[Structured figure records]
◇ ◇ ◇

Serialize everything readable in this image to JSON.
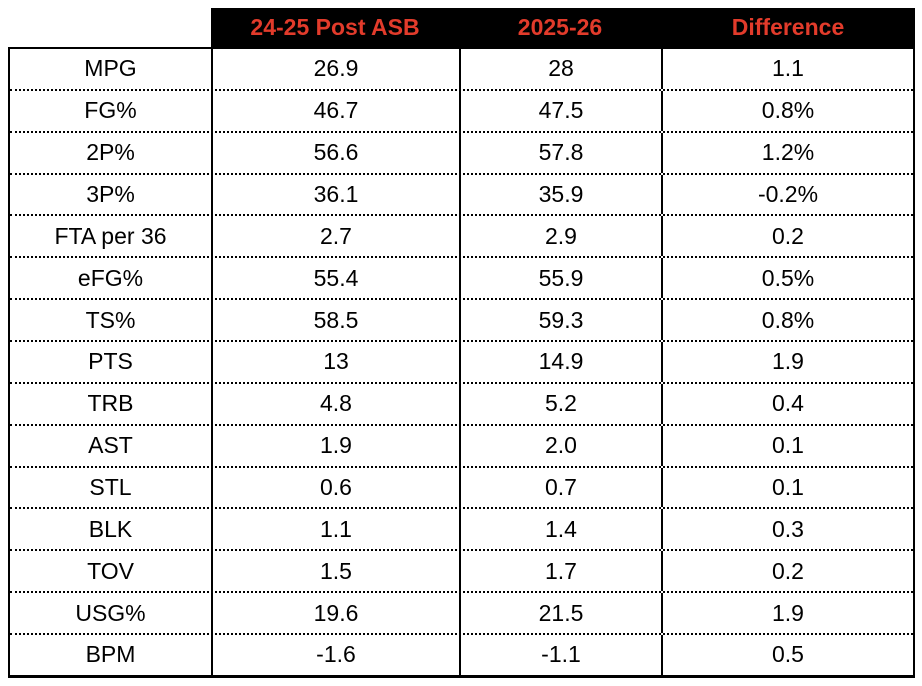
{
  "chart_data": {
    "type": "table",
    "columns": [
      "",
      "24-25 Post ASB",
      "2025-26",
      "Difference"
    ],
    "rows": [
      [
        "MPG",
        "26.9",
        "28",
        "1.1"
      ],
      [
        "FG%",
        "46.7",
        "47.5",
        "0.8%"
      ],
      [
        "2P%",
        "56.6",
        "57.8",
        "1.2%"
      ],
      [
        "3P%",
        "36.1",
        "35.9",
        "-0.2%"
      ],
      [
        "FTA per 36",
        "2.7",
        "2.9",
        "0.2"
      ],
      [
        "eFG%",
        "55.4",
        "55.9",
        "0.5%"
      ],
      [
        "TS%",
        "58.5",
        "59.3",
        "0.8%"
      ],
      [
        "PTS",
        "13",
        "14.9",
        "1.9"
      ],
      [
        "TRB",
        "4.8",
        "5.2",
        "0.4"
      ],
      [
        "AST",
        "1.9",
        "2.0",
        "0.1"
      ],
      [
        "STL",
        "0.6",
        "0.7",
        "0.1"
      ],
      [
        "BLK",
        "1.1",
        "1.4",
        "0.3"
      ],
      [
        "TOV",
        "1.5",
        "1.7",
        "0.2"
      ],
      [
        "USG%",
        "19.6",
        "21.5",
        "1.9"
      ],
      [
        "BPM",
        "-1.6",
        "-1.1",
        "0.5"
      ]
    ],
    "layout": {
      "header_bg": "#000000",
      "header_text_color": "#e23b2b",
      "body_text_color": "#000000",
      "row_separator": "dotted",
      "column_separator": "solid"
    }
  }
}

◇ ◇ ◇

- _Goal of the exercise_
From the listing above, print every entry precisely and drop the pictures.

- _Exercise result_
Serialize everything readable in this image to JSON.
{
  "chart_data": {
    "type": "table",
    "columns": [
      "",
      "24-25 Post ASB",
      "2025-26",
      "Difference"
    ],
    "rows": [
      [
        "MPG",
        "26.9",
        "28",
        "1.1"
      ],
      [
        "FG%",
        "46.7",
        "47.5",
        "0.8%"
      ],
      [
        "2P%",
        "56.6",
        "57.8",
        "1.2%"
      ],
      [
        "3P%",
        "36.1",
        "35.9",
        "-0.2%"
      ],
      [
        "FTA per 36",
        "2.7",
        "2.9",
        "0.2"
      ],
      [
        "eFG%",
        "55.4",
        "55.9",
        "0.5%"
      ],
      [
        "TS%",
        "58.5",
        "59.3",
        "0.8%"
      ],
      [
        "PTS",
        "13",
        "14.9",
        "1.9"
      ],
      [
        "TRB",
        "4.8",
        "5.2",
        "0.4"
      ],
      [
        "AST",
        "1.9",
        "2.0",
        "0.1"
      ],
      [
        "STL",
        "0.6",
        "0.7",
        "0.1"
      ],
      [
        "BLK",
        "1.1",
        "1.4",
        "0.3"
      ],
      [
        "TOV",
        "1.5",
        "1.7",
        "0.2"
      ],
      [
        "USG%",
        "19.6",
        "21.5",
        "1.9"
      ],
      [
        "BPM",
        "-1.6",
        "-1.1",
        "0.5"
      ]
    ],
    "layout": {
      "header_bg": "#000000",
      "header_text_color": "#e23b2b",
      "body_text_color": "#000000",
      "row_separator": "dotted",
      "column_separator": "solid"
    }
  }
}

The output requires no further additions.